= The exercise =
Tally the lines holding the word "Песок" and state the count by itself.

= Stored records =
○ ○ ○ ○ ○

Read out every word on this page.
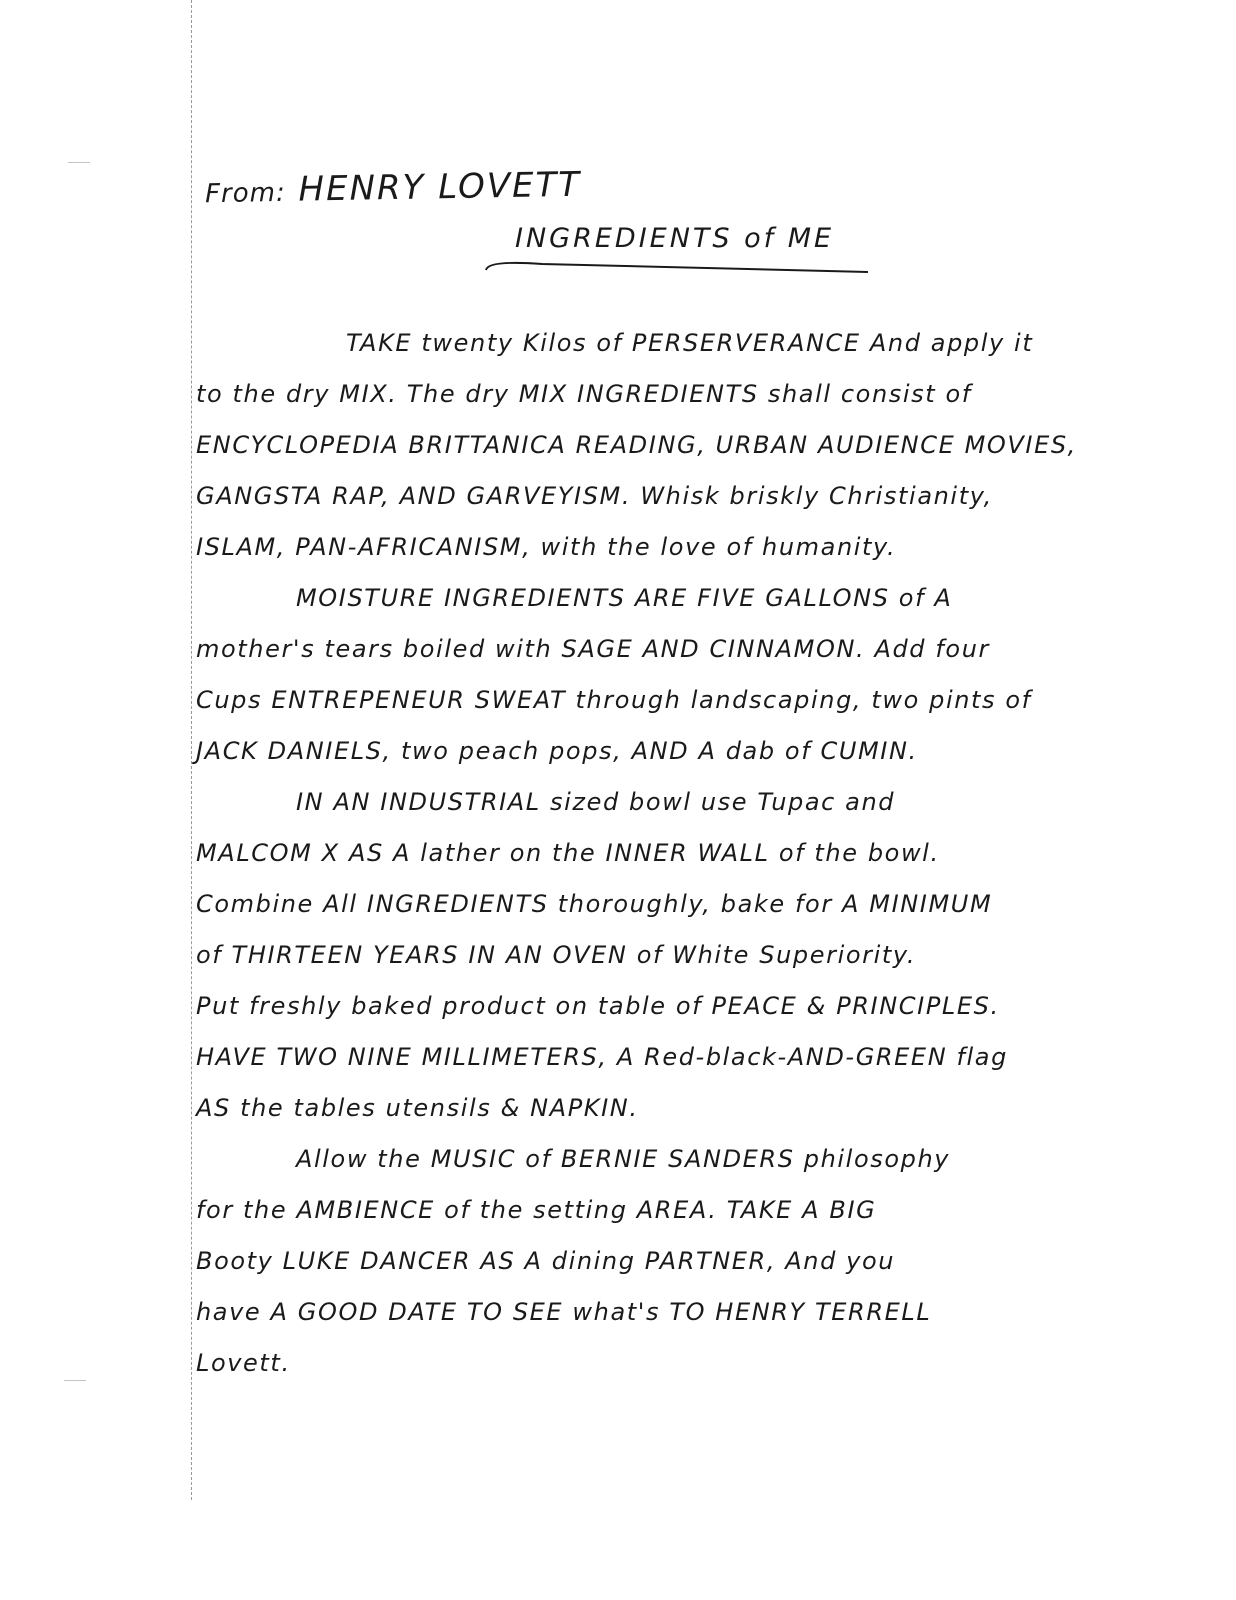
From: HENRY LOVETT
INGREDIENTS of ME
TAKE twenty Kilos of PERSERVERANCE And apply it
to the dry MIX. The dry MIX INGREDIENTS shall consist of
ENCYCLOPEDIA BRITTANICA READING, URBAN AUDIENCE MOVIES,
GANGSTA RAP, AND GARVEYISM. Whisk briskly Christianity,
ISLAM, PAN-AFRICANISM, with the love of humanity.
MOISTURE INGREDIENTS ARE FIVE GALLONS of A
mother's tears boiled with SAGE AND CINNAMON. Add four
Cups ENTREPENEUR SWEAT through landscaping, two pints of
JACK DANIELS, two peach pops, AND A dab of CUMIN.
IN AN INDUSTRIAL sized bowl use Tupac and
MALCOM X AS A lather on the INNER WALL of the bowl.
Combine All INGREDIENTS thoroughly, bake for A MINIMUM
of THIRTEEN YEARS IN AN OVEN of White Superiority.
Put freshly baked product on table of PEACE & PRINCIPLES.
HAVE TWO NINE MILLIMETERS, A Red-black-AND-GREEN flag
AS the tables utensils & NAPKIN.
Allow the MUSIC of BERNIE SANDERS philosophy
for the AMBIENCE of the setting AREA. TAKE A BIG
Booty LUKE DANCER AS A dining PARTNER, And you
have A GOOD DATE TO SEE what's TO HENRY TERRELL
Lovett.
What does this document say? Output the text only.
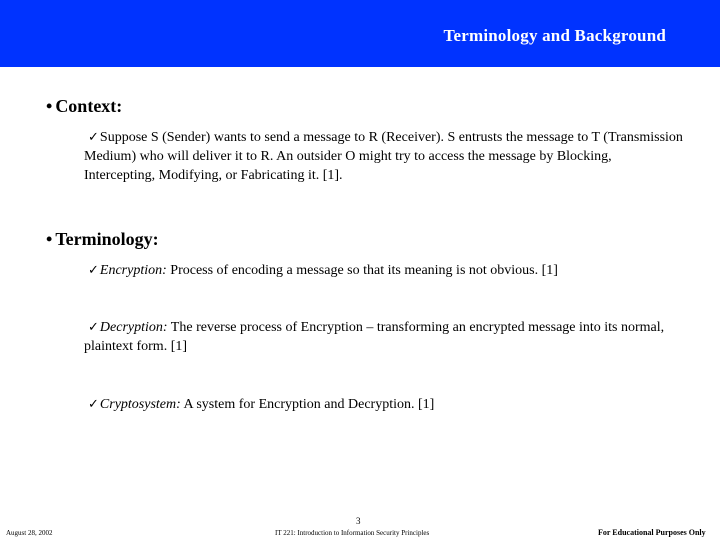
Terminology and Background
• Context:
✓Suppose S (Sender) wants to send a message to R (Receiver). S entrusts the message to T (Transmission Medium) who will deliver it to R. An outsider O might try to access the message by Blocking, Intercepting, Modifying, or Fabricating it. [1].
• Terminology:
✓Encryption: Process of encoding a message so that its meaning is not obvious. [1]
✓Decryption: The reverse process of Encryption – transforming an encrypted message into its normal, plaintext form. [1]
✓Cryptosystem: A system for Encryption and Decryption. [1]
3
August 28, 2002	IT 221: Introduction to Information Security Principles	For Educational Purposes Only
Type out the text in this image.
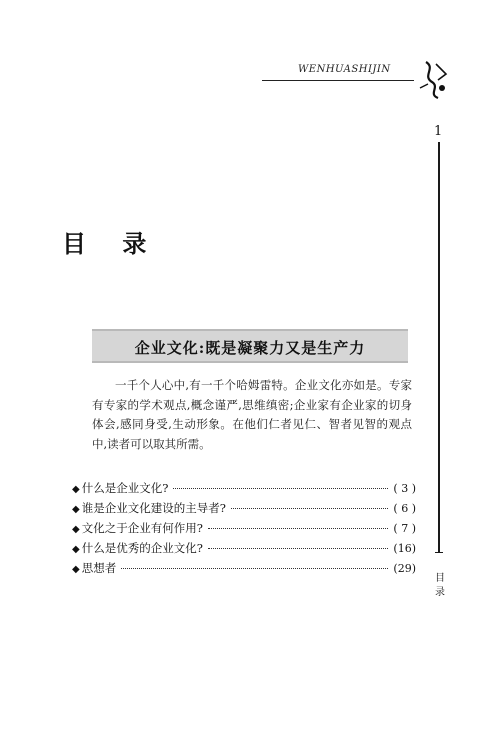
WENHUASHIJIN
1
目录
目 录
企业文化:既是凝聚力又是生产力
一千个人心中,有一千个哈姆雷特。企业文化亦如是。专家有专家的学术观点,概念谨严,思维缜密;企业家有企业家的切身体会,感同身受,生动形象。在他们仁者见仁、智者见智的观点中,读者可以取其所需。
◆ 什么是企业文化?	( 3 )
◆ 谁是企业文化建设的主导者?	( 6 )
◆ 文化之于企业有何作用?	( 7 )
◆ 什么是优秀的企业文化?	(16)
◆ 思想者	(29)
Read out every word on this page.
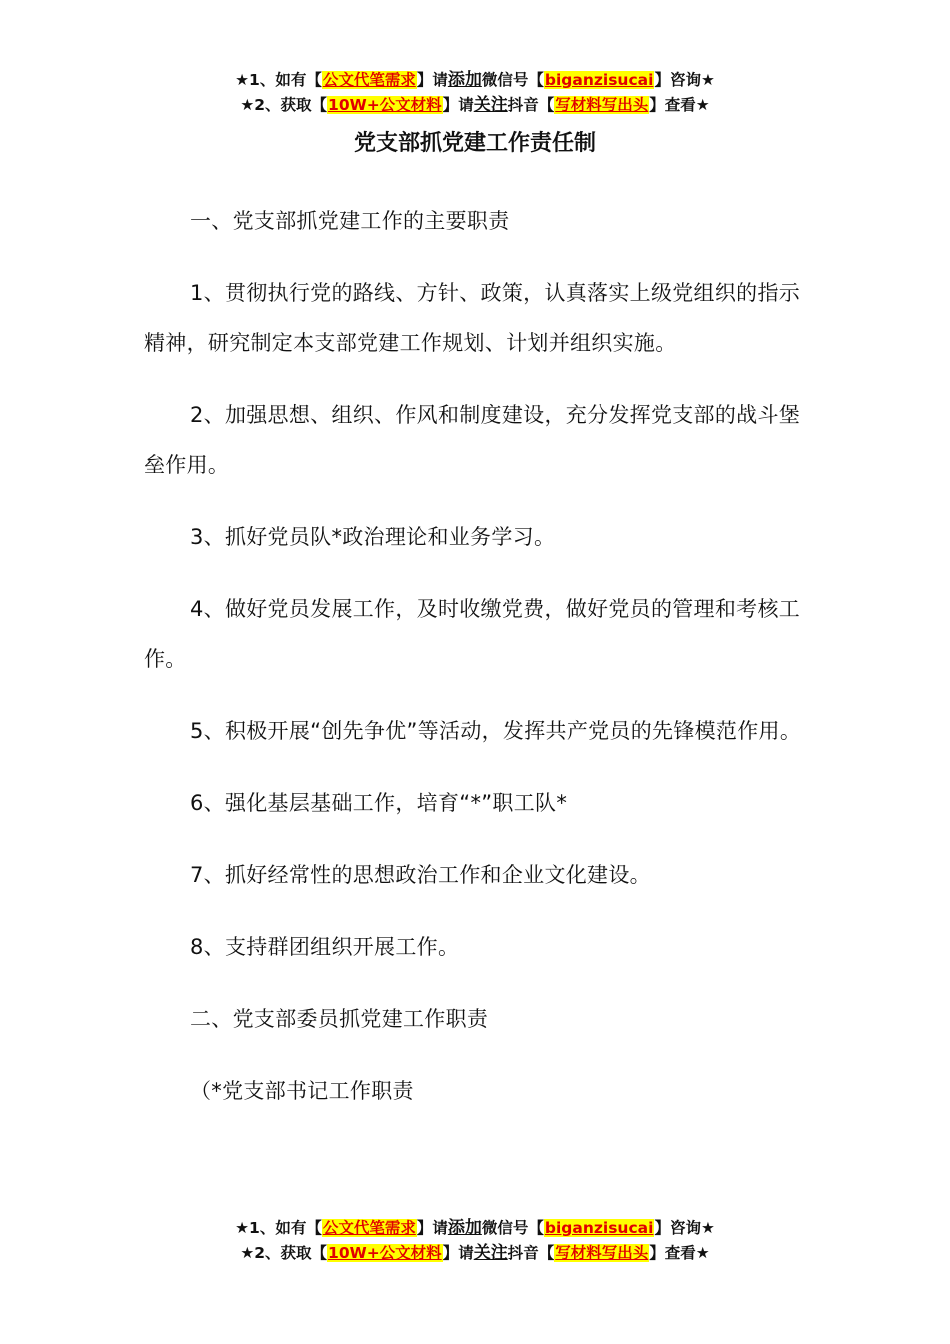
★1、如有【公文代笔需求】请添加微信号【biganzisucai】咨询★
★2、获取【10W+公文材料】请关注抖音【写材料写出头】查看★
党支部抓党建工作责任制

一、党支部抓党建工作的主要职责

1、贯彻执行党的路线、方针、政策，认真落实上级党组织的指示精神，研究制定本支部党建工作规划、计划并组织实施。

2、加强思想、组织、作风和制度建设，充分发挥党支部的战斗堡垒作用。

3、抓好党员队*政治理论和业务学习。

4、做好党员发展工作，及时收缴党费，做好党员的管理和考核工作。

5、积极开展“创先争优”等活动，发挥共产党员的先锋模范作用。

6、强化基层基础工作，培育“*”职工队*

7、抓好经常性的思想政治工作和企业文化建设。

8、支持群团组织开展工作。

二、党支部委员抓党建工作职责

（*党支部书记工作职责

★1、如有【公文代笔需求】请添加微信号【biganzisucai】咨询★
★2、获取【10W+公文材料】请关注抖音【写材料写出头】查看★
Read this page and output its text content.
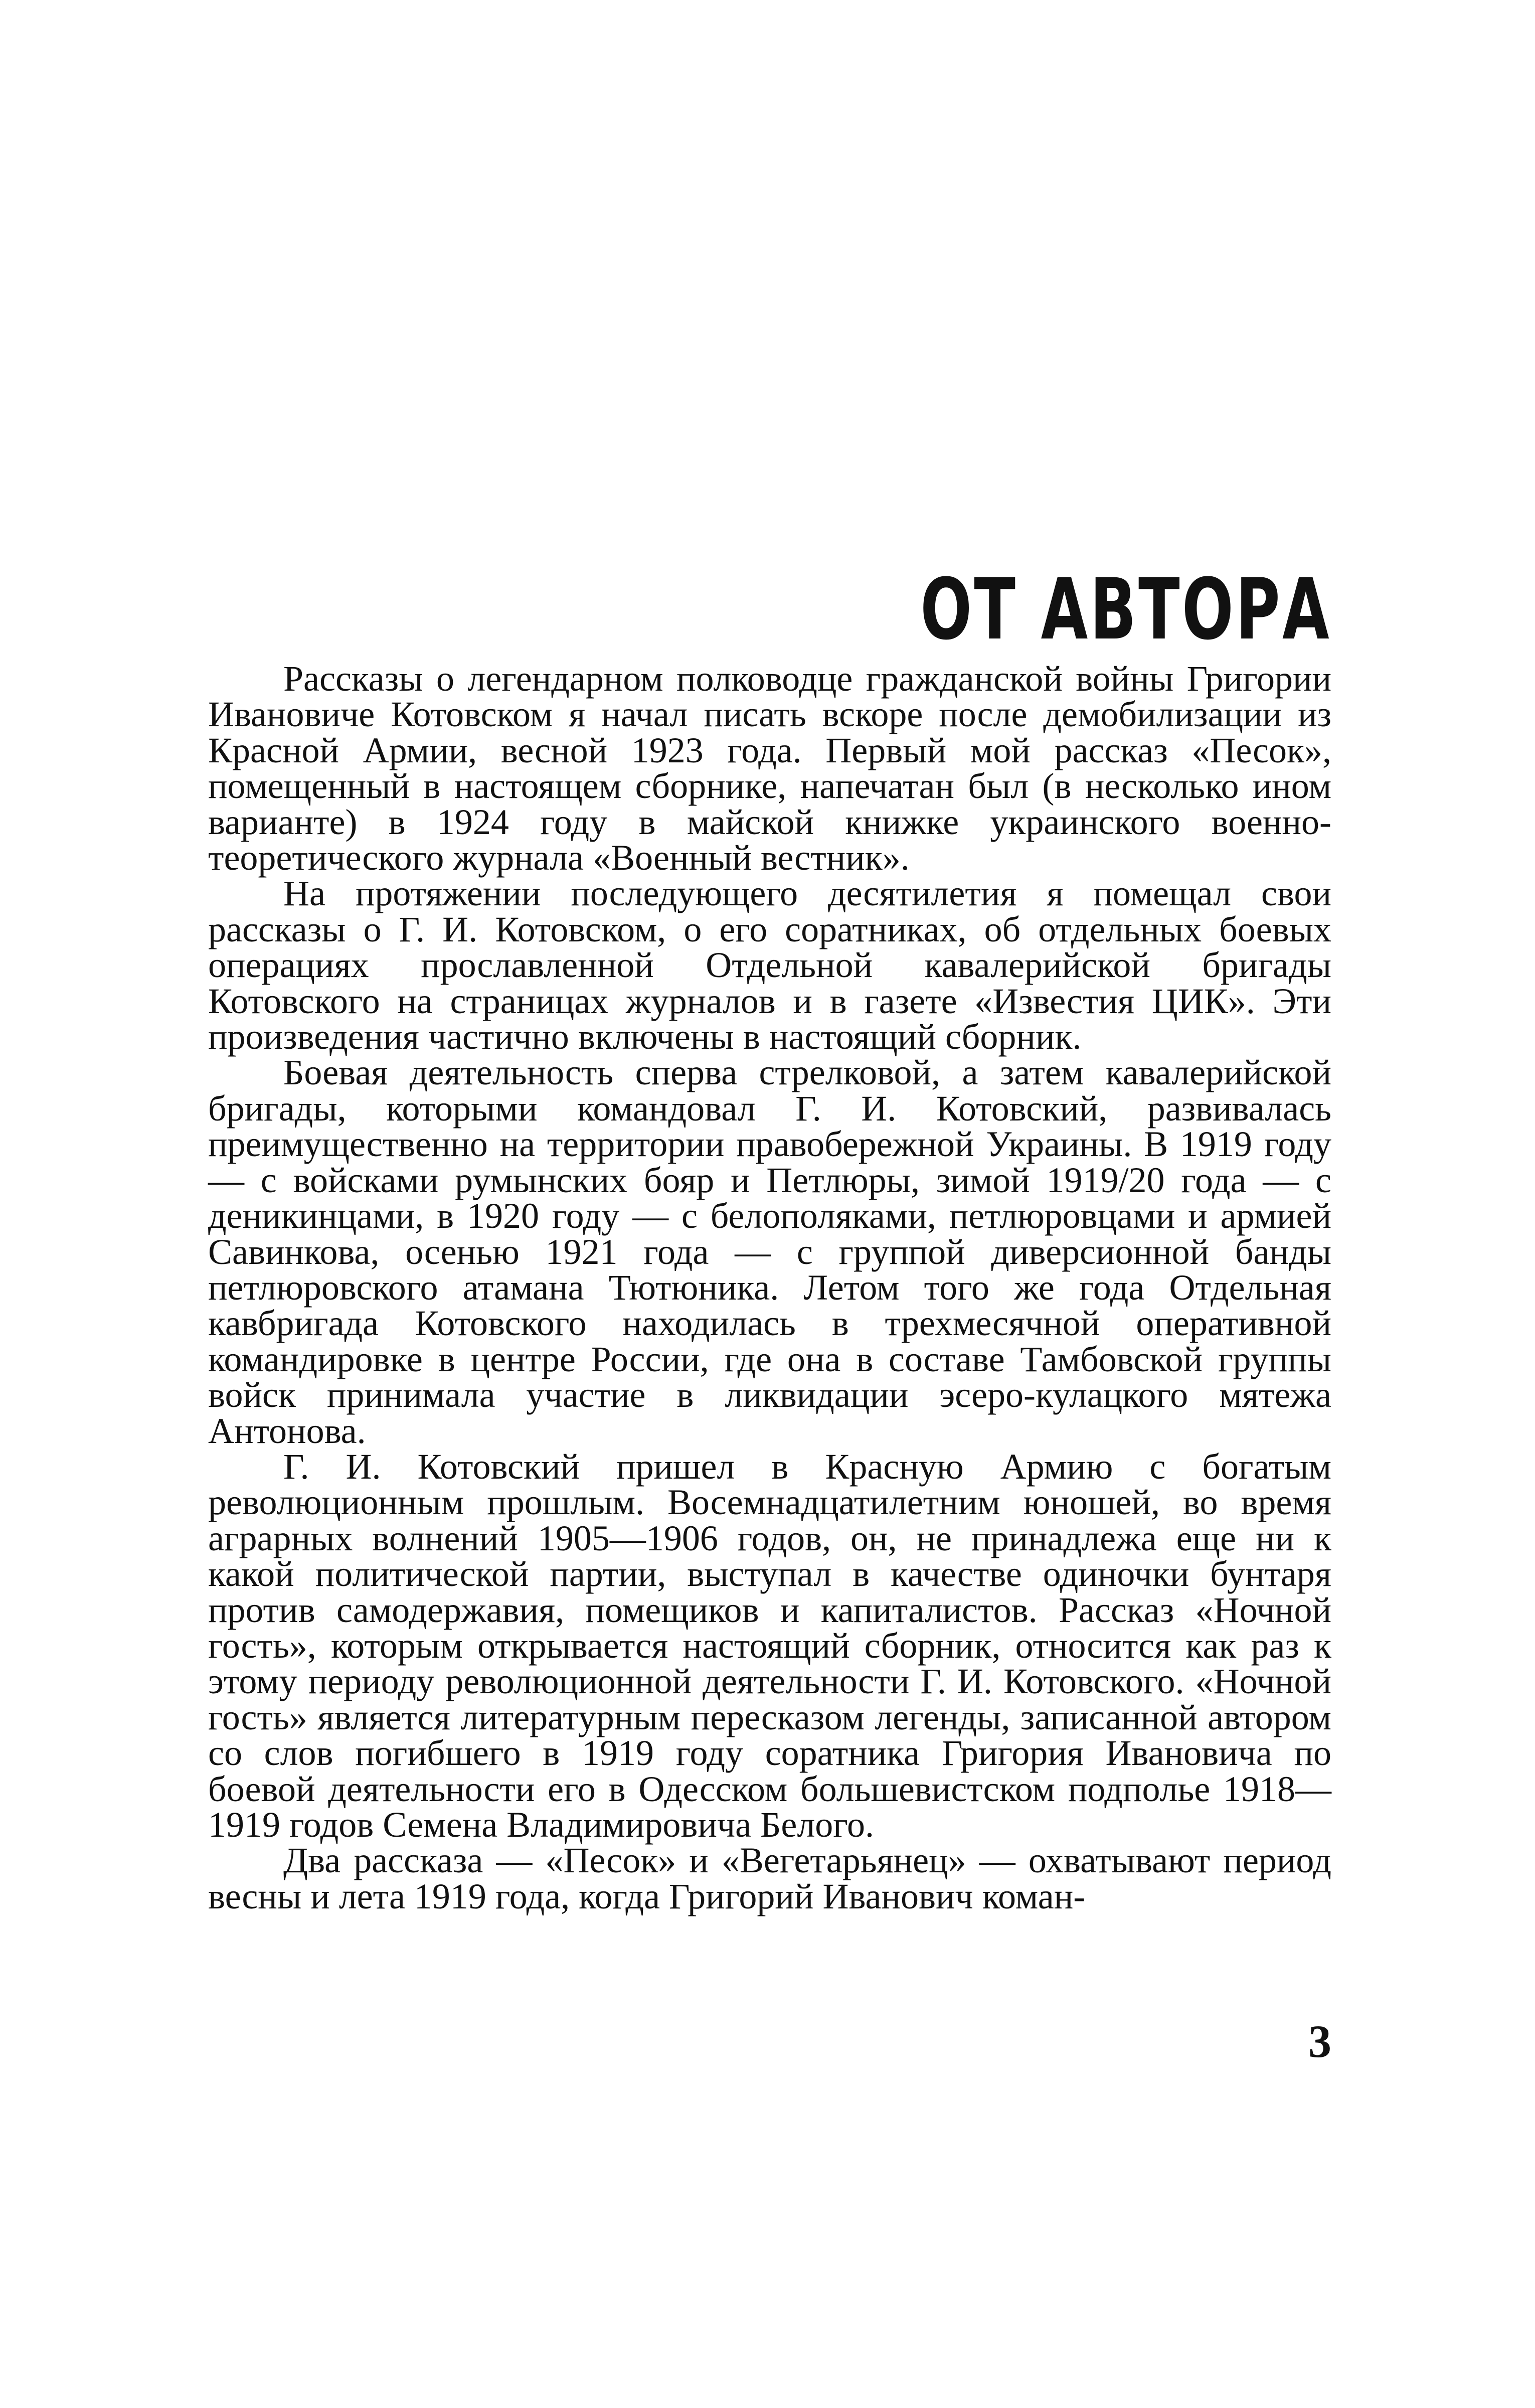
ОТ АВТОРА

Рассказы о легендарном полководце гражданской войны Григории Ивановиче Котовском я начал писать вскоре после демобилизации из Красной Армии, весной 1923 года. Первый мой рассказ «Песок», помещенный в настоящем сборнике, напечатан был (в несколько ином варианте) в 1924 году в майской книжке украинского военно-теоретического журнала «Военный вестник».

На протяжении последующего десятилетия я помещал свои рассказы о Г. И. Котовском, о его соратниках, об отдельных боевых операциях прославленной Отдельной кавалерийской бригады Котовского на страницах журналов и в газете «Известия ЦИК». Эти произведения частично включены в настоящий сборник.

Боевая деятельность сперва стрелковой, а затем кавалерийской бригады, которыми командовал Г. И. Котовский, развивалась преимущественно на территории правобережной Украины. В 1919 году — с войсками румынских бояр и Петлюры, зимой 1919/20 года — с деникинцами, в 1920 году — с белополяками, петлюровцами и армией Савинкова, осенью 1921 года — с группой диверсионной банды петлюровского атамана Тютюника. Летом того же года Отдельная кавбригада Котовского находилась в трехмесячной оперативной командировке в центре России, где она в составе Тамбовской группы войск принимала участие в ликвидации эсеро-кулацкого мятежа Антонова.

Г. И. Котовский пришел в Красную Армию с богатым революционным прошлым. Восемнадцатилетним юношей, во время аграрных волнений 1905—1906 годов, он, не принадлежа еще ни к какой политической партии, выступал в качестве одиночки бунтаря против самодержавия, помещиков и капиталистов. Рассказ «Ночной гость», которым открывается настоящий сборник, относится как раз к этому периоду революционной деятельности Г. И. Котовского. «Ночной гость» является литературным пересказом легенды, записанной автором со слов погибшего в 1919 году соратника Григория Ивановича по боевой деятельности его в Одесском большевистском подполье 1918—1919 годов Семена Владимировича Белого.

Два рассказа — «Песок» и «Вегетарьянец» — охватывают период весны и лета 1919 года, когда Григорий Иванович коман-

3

○ ○ ○ ○ ○

= Exercise result =
2